- [Short task] Select every line containing the word "Output" from the material, and copy those lines.

- [Provided material]
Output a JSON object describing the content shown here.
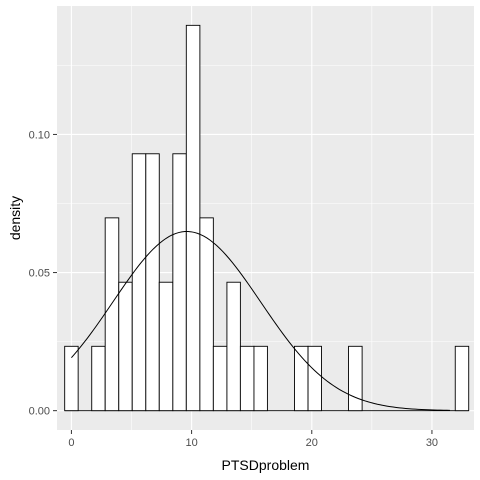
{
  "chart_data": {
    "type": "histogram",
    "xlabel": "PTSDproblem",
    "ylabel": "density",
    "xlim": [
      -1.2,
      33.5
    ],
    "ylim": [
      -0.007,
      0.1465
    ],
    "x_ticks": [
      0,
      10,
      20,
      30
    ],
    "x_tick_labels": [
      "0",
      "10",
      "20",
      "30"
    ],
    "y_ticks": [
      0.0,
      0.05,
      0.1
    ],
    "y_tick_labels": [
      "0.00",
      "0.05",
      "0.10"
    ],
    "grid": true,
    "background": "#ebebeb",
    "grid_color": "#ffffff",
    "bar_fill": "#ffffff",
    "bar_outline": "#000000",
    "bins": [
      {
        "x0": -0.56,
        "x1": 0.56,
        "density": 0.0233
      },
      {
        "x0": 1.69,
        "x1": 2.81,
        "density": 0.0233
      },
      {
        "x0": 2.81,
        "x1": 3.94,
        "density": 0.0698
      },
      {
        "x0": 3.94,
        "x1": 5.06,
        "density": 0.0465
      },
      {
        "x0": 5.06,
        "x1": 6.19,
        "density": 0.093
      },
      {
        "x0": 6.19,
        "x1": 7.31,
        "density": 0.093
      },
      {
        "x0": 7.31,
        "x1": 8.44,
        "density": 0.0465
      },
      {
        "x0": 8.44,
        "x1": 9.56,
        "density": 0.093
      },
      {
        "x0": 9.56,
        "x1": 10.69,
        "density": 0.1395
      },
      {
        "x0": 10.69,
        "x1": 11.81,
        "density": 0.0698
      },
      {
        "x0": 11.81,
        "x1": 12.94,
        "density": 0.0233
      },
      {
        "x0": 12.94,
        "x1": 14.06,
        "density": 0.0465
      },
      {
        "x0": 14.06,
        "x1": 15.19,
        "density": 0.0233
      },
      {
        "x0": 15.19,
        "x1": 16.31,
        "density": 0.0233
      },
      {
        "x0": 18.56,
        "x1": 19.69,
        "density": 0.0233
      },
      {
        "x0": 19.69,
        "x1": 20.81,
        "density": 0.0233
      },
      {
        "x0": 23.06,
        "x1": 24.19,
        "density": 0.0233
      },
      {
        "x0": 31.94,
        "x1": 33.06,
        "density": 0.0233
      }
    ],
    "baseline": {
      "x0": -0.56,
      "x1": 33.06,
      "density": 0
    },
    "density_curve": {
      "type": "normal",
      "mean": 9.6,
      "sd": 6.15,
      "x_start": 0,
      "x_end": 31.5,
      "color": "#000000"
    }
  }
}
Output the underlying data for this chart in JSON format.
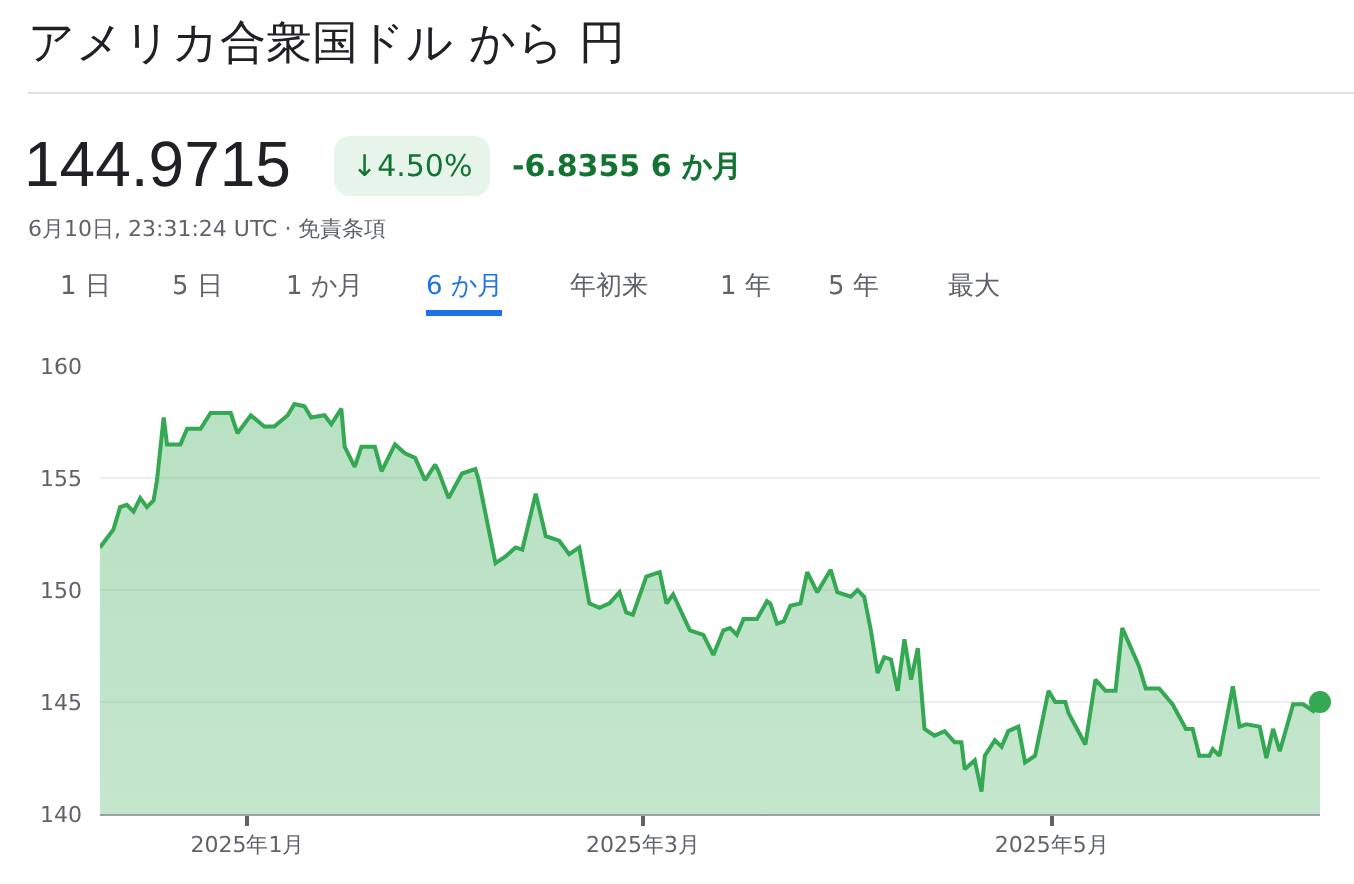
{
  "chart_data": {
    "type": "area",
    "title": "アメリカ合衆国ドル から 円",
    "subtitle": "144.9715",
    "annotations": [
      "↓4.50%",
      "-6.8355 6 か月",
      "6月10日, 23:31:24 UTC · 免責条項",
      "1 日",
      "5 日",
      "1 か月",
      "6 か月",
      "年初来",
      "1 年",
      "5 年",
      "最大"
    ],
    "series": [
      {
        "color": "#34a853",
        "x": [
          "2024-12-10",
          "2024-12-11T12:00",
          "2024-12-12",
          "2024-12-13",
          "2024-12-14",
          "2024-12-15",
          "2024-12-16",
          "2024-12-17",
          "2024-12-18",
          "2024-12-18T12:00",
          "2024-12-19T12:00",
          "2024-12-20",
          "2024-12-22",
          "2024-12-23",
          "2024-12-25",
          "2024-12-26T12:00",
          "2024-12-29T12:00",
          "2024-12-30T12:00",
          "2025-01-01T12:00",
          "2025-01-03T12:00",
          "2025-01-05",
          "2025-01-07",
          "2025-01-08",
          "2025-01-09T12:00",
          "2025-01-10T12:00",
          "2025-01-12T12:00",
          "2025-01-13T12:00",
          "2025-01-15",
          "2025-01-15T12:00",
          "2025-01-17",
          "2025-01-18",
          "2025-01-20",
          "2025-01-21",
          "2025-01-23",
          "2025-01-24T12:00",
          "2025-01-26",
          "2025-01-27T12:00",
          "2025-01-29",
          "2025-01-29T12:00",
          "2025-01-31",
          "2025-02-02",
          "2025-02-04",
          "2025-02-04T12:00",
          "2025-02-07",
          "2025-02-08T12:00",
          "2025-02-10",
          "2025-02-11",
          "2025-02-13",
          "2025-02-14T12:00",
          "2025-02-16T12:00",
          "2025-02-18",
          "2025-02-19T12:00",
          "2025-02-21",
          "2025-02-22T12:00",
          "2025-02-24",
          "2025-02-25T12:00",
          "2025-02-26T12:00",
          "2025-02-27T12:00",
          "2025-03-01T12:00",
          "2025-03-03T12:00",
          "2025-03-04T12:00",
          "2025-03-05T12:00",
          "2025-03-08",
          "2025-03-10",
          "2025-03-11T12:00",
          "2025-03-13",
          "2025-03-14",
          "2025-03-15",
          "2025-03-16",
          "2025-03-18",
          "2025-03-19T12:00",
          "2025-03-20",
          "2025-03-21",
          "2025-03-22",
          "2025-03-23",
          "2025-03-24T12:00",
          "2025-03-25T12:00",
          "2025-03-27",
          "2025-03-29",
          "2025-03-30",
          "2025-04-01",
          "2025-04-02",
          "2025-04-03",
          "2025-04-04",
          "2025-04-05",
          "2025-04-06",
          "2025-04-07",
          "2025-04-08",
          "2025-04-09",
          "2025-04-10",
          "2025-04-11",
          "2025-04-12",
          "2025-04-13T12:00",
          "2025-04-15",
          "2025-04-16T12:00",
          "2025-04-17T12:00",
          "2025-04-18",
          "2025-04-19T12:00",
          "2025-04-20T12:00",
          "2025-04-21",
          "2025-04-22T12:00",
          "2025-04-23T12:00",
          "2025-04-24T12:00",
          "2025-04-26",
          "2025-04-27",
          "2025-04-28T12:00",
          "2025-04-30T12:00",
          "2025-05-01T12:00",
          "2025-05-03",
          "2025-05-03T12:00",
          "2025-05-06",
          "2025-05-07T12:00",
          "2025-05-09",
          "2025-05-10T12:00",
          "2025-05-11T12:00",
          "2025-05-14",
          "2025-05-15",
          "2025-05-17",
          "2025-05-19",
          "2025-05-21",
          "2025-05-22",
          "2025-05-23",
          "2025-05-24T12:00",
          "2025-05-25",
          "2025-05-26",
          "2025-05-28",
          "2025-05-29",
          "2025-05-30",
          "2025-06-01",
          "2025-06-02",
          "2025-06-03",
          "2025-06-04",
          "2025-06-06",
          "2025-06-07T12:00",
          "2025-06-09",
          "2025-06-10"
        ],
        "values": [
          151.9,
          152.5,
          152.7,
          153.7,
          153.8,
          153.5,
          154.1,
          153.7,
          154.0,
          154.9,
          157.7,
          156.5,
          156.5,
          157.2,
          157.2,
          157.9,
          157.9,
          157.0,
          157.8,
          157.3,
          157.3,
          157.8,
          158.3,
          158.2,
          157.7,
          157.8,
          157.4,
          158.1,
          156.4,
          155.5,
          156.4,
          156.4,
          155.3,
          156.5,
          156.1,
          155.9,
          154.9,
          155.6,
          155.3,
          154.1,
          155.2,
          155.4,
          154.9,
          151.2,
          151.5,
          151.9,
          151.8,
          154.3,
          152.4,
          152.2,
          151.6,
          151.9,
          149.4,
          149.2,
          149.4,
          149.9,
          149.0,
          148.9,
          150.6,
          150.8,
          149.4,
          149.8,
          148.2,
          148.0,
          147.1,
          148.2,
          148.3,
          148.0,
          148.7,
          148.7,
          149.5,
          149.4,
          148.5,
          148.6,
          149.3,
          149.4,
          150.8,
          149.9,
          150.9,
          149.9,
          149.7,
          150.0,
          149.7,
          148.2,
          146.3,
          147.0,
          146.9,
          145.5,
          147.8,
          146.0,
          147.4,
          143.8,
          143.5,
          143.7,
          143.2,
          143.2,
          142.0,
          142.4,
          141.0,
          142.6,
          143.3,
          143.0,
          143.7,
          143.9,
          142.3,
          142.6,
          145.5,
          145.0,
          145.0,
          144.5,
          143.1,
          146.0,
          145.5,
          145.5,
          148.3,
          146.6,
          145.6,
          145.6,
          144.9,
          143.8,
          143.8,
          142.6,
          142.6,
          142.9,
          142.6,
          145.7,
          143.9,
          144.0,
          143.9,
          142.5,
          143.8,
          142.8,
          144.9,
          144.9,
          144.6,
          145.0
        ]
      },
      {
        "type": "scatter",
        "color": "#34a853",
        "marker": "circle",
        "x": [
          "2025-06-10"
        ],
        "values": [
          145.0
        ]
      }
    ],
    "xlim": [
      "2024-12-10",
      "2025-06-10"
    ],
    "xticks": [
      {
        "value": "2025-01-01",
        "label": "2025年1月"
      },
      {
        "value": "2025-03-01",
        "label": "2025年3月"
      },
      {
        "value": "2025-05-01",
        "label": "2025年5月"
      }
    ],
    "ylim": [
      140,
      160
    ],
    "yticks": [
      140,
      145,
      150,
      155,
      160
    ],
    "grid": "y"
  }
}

- [Answer to this exercise]
Output a JSON object describing the content shown here.
Output the underlying data for this chart in JSON format.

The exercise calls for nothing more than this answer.